* **PROBLEM DESCRIPTION**
Copy each line below in which the string "Attribute" occurs.

☆ ☆ ☆ ☆ ☆

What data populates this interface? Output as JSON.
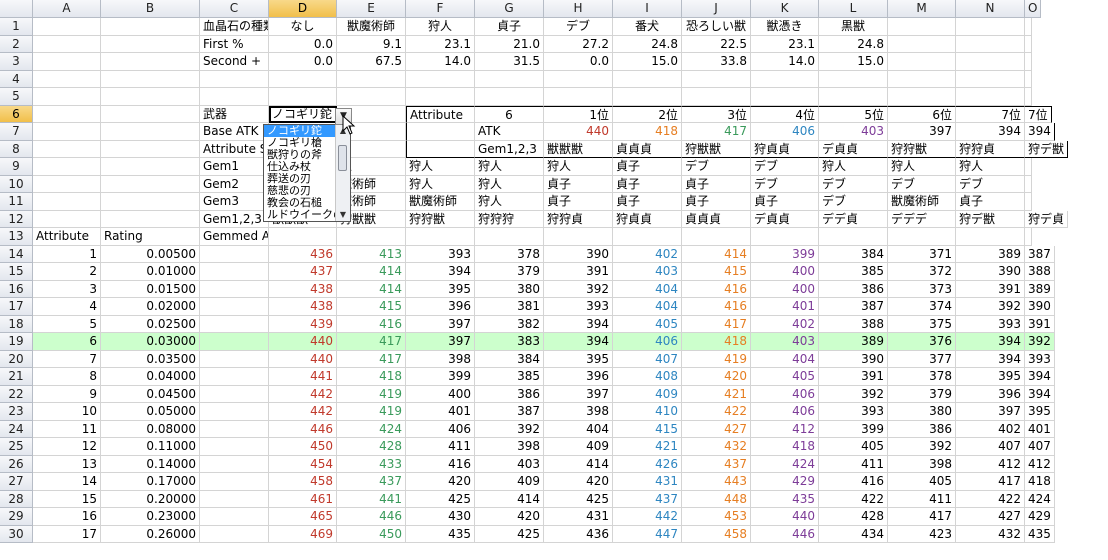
{
  "sheet": {
    "columns": [
      "A",
      "B",
      "C",
      "D",
      "E",
      "F",
      "G",
      "H",
      "I",
      "J",
      "K",
      "L",
      "M",
      "N",
      "O"
    ],
    "selected_column": "D",
    "selected_row": 6,
    "highlight_row": 19,
    "rows": [
      {
        "n": 1,
        "cells": {
          "C": "血晶石の種類",
          "D": "なし",
          "E": "獣魔術師",
          "F": "狩人",
          "G": "貞子",
          "H": "デブ",
          "I": "番犬",
          "J": "恐ろしい獣",
          "K": "獣憑き",
          "L": "黒獣"
        }
      },
      {
        "n": 2,
        "cells": {
          "C": "First %",
          "D": "0.0",
          "E": "9.1",
          "F": "23.1",
          "G": "21.0",
          "H": "27.2",
          "I": "24.8",
          "J": "22.5",
          "K": "23.1",
          "L": "24.8"
        }
      },
      {
        "n": 3,
        "cells": {
          "C": "Second +",
          "D": "0.0",
          "E": "67.5",
          "F": "14.0",
          "G": "31.5",
          "H": "0.0",
          "I": "15.0",
          "J": "33.8",
          "K": "14.0",
          "L": "15.0"
        }
      },
      {
        "n": 4,
        "cells": {}
      },
      {
        "n": 5,
        "cells": {}
      },
      {
        "n": 6,
        "cells": {
          "C": "武器",
          "D": "ノコギリ鉈",
          "F": "Attribute",
          "G": "6",
          "H": "1位",
          "I": "2位",
          "J": "3位",
          "K": "4位",
          "L": "5位",
          "M": "6位",
          "N": "7位",
          "O": "7位"
        }
      },
      {
        "n": 7,
        "cells": {
          "C": "Base ATK",
          "G": "ATK",
          "H": "440",
          "I": "418",
          "J": "417",
          "K": "406",
          "L": "403",
          "M": "397",
          "N": "394",
          "O": "394"
        }
      },
      {
        "n": 8,
        "cells": {
          "C": "Attribute Scaling",
          "G": "Gem1,2,3",
          "H": "獣獣獣",
          "I": "貞貞貞",
          "J": "狩獣獣",
          "K": "狩貞貞",
          "L": "デ貞貞",
          "M": "狩狩獣",
          "N": "狩狩貞",
          "O": "狩デ獣"
        }
      },
      {
        "n": 9,
        "cells": {
          "C": "Gem1",
          "D": "",
          "E": "人",
          "F": "狩人",
          "G": "狩人",
          "H": "狩人",
          "I": "貞子",
          "J": "デブ",
          "K": "デブ",
          "L": "狩人",
          "M": "狩人",
          "N": "狩人",
          "O": ""
        }
      },
      {
        "n": 10,
        "cells": {
          "C": "Gem2",
          "E": "魔術師",
          "F": "狩人",
          "G": "狩人",
          "H": "貞子",
          "I": "貞子",
          "J": "貞子",
          "K": "デブ",
          "L": "デブ",
          "M": "デブ",
          "N": "デブ",
          "O": ""
        }
      },
      {
        "n": 11,
        "cells": {
          "C": "Gem3",
          "E": "魔術師",
          "F": "獣魔術師",
          "G": "狩人",
          "H": "貞子",
          "I": "貞子",
          "J": "貞子",
          "K": "貞子",
          "L": "デブ",
          "M": "獣魔術師",
          "N": "貞子",
          "O": ""
        }
      },
      {
        "n": 12,
        "cells": {
          "C": "Gem1,2,3",
          "D": "獣獣獣",
          "E": "狩獣獣",
          "F": "狩狩獣",
          "G": "狩狩狩",
          "H": "狩狩貞",
          "I": "狩貞貞",
          "J": "貞貞貞",
          "K": "デ貞貞",
          "L": "デデ貞",
          "M": "デデデ",
          "N": "狩デ獣",
          "O": "狩デ貞"
        }
      },
      {
        "n": 13,
        "cells": {
          "A": "Attribute",
          "B": "Rating",
          "C": "Gemmed ATK"
        }
      }
    ],
    "table": [
      [
        "1",
        "0.00500",
        "436",
        "413",
        "393",
        "378",
        "390",
        "402",
        "414",
        "399",
        "384",
        "371",
        "389",
        "387"
      ],
      [
        "2",
        "0.01000",
        "437",
        "414",
        "394",
        "379",
        "391",
        "403",
        "415",
        "400",
        "385",
        "372",
        "390",
        "388"
      ],
      [
        "3",
        "0.01500",
        "438",
        "414",
        "395",
        "380",
        "392",
        "404",
        "416",
        "400",
        "386",
        "373",
        "391",
        "389"
      ],
      [
        "4",
        "0.02000",
        "438",
        "415",
        "396",
        "381",
        "393",
        "404",
        "416",
        "401",
        "387",
        "374",
        "392",
        "390"
      ],
      [
        "5",
        "0.02500",
        "439",
        "416",
        "397",
        "382",
        "394",
        "405",
        "417",
        "402",
        "388",
        "375",
        "393",
        "391"
      ],
      [
        "6",
        "0.03000",
        "440",
        "417",
        "397",
        "383",
        "394",
        "406",
        "418",
        "403",
        "389",
        "376",
        "394",
        "392"
      ],
      [
        "7",
        "0.03500",
        "440",
        "417",
        "398",
        "384",
        "395",
        "407",
        "419",
        "404",
        "390",
        "377",
        "394",
        "393"
      ],
      [
        "8",
        "0.04000",
        "441",
        "418",
        "399",
        "385",
        "396",
        "408",
        "420",
        "405",
        "391",
        "378",
        "395",
        "394"
      ],
      [
        "9",
        "0.04500",
        "442",
        "419",
        "400",
        "386",
        "397",
        "409",
        "421",
        "406",
        "392",
        "379",
        "396",
        "394"
      ],
      [
        "10",
        "0.05000",
        "442",
        "419",
        "401",
        "387",
        "398",
        "410",
        "422",
        "406",
        "393",
        "380",
        "397",
        "395"
      ],
      [
        "11",
        "0.08000",
        "446",
        "424",
        "406",
        "392",
        "404",
        "415",
        "427",
        "412",
        "399",
        "386",
        "402",
        "401"
      ],
      [
        "12",
        "0.11000",
        "450",
        "428",
        "411",
        "398",
        "409",
        "421",
        "432",
        "418",
        "405",
        "392",
        "407",
        "407"
      ],
      [
        "13",
        "0.14000",
        "454",
        "433",
        "416",
        "403",
        "414",
        "426",
        "437",
        "424",
        "411",
        "398",
        "412",
        "412"
      ],
      [
        "14",
        "0.17000",
        "458",
        "437",
        "420",
        "409",
        "420",
        "431",
        "443",
        "429",
        "416",
        "405",
        "417",
        "418"
      ],
      [
        "15",
        "0.20000",
        "461",
        "441",
        "425",
        "414",
        "425",
        "437",
        "448",
        "435",
        "422",
        "411",
        "422",
        "424"
      ],
      [
        "16",
        "0.23000",
        "465",
        "446",
        "430",
        "420",
        "431",
        "442",
        "453",
        "440",
        "428",
        "417",
        "427",
        "429"
      ],
      [
        "17",
        "0.26000",
        "469",
        "450",
        "435",
        "425",
        "436",
        "447",
        "458",
        "446",
        "434",
        "423",
        "432",
        "435"
      ]
    ]
  },
  "dropdown": {
    "options": [
      "ノコギリ鉈",
      "ノコギリ槍",
      "獣狩りの斧",
      "仕込み杖",
      "葬送の刃",
      "慈悲の刃",
      "教会の石槌",
      "ルドウイークの"
    ],
    "selected_index": 0
  },
  "colors": {
    "D": "#c0392b",
    "E": "#3a9a5b",
    "I": "#2e86c1",
    "J": "#e67e22",
    "K": "#7d3c98",
    "H7": "#c0392b",
    "I7": "#e67e22",
    "J7": "#3a9a5b",
    "K7": "#2e86c1",
    "L7": "#7d3c98"
  }
}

☆ ☆ ☆ ☆ ☆

* **EXERCISE OUTPUT**
          "F": "Attribute",
          "C": "Attribute Scaling",
          "A": "Attribute",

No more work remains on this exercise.